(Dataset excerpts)
(begin)

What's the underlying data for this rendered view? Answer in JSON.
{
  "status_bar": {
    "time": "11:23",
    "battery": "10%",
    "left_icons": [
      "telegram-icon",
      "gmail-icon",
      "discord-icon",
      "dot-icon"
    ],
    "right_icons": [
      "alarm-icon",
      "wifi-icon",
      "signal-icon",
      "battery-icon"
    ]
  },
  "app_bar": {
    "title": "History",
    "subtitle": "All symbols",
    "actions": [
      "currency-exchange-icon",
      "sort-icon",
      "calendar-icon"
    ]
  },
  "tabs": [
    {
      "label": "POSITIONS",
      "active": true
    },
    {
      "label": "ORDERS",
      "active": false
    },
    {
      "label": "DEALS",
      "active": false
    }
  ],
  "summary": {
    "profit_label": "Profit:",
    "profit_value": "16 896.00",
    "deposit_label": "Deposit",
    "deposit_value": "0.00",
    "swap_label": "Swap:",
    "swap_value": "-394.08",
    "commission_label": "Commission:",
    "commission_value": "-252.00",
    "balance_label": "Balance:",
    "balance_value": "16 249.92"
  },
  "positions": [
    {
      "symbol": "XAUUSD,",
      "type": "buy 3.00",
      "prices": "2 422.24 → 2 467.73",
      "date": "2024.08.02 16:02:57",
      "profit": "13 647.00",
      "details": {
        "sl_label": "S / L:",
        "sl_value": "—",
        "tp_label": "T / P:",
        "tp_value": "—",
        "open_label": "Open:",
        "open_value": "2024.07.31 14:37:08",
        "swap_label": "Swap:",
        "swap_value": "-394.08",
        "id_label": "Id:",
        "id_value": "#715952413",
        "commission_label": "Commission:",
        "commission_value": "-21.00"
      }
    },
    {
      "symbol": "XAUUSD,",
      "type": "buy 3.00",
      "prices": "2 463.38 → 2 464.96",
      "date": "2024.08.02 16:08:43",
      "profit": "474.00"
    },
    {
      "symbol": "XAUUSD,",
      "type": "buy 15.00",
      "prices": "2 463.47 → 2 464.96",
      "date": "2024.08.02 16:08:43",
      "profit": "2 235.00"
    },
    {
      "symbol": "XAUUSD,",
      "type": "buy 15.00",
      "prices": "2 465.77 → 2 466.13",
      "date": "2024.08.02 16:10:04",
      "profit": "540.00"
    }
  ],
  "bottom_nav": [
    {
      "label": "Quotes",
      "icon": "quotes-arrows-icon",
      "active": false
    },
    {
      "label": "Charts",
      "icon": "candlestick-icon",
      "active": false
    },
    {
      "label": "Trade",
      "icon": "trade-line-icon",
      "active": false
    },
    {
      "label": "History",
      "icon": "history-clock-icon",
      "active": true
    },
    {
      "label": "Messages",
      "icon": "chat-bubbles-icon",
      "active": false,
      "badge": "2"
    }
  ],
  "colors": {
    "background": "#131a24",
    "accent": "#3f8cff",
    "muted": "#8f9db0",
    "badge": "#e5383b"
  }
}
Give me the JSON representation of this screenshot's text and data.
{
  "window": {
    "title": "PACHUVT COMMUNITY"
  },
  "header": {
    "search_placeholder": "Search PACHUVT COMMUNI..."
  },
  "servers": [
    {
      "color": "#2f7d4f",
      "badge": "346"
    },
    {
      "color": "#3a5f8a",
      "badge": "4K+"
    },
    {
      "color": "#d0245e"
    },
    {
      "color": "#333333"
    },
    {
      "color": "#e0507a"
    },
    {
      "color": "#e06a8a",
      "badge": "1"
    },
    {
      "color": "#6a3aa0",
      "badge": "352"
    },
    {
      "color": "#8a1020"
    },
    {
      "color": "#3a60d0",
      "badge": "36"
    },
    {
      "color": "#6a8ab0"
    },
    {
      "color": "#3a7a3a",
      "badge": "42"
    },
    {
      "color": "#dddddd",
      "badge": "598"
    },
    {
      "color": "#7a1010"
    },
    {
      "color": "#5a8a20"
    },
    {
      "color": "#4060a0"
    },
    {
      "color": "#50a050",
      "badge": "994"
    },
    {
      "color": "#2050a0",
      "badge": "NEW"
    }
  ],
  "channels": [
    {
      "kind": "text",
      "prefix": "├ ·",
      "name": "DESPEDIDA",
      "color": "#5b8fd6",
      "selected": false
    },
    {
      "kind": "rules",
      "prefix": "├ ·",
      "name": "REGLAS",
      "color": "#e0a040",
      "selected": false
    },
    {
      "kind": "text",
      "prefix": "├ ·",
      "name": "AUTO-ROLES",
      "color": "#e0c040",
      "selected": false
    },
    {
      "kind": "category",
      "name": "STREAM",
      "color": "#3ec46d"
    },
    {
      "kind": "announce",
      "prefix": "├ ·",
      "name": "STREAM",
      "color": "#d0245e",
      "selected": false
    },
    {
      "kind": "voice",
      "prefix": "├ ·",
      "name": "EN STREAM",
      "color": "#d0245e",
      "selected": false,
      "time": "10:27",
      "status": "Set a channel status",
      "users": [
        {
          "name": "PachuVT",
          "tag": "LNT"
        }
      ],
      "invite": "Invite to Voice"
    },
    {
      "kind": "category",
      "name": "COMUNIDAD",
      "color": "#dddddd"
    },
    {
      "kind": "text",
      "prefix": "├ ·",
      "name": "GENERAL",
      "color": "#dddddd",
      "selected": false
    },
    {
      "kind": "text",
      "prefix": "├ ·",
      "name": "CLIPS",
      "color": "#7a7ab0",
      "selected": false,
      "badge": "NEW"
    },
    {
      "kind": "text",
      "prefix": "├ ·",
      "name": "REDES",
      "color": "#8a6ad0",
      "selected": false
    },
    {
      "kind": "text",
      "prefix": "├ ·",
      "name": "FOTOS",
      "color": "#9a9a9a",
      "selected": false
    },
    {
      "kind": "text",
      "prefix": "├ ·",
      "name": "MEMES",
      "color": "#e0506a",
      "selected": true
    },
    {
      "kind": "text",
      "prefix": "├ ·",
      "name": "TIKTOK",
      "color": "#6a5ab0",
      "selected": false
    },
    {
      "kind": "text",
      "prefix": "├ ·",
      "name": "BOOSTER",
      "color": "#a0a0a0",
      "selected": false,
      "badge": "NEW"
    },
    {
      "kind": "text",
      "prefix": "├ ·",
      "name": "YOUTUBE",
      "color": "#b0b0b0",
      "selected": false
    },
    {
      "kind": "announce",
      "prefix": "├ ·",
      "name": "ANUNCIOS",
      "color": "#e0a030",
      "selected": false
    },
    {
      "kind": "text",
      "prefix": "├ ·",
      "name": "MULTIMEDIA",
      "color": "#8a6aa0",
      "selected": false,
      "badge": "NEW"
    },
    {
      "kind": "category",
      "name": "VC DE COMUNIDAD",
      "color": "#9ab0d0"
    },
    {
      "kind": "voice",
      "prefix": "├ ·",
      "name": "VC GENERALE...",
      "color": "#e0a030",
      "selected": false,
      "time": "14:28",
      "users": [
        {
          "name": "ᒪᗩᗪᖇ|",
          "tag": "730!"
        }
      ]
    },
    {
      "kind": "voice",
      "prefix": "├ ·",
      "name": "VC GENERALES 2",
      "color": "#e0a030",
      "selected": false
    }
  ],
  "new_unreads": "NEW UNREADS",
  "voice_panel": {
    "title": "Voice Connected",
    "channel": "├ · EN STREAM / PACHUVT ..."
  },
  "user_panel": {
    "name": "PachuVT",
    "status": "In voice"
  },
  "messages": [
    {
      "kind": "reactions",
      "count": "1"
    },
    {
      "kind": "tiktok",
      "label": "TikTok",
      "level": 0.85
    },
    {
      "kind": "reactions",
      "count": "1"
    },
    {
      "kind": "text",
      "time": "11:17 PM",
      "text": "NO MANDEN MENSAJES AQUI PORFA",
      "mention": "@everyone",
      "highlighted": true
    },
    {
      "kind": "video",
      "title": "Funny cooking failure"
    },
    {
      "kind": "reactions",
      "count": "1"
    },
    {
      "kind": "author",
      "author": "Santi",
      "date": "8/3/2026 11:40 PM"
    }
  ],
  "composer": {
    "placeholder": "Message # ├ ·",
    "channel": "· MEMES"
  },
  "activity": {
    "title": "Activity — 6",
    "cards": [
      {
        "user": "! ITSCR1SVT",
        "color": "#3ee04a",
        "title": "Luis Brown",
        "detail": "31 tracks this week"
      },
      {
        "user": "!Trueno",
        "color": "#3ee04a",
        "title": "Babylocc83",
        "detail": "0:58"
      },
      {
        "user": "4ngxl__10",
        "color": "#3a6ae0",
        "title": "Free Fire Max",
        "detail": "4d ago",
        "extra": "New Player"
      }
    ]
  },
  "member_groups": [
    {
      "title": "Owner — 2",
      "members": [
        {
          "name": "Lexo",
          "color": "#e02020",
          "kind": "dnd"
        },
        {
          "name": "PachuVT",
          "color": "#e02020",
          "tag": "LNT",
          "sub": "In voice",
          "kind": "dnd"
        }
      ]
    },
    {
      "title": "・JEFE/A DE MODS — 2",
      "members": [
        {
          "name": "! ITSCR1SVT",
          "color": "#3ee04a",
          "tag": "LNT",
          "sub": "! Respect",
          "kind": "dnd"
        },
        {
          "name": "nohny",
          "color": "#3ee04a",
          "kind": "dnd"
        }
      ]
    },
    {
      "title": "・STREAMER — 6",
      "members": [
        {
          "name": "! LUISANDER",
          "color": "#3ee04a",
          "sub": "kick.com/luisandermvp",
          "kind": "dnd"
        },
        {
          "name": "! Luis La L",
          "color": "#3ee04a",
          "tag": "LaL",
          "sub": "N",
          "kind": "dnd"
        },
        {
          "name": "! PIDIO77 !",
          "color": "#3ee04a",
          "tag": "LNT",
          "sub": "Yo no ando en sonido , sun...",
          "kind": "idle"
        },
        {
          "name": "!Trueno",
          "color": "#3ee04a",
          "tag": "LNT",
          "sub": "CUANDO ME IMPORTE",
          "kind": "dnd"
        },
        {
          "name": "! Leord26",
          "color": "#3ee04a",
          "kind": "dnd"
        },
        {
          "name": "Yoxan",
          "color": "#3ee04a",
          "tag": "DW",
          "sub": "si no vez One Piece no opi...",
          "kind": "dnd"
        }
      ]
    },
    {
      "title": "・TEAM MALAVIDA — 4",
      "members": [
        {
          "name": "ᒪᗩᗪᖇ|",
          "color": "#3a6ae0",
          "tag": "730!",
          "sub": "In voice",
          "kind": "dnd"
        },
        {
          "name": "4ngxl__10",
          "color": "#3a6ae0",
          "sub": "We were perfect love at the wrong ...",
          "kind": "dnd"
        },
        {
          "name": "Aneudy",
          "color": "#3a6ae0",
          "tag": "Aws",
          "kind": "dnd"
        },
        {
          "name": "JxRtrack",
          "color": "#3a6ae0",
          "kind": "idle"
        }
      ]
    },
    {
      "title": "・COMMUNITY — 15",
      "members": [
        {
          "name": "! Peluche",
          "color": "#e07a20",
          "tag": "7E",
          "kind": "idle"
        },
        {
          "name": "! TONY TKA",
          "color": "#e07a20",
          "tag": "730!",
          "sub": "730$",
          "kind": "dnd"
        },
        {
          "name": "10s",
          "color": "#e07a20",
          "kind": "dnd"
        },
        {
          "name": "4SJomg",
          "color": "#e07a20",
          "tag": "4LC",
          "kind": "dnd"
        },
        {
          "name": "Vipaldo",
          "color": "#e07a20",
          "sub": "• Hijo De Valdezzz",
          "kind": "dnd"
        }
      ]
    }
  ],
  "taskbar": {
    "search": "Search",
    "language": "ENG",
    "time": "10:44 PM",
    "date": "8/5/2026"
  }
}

(end)

**Problem to solve**
Only the number is wanted: how many lines of the data contain the word "date"?

**Exercise response**
6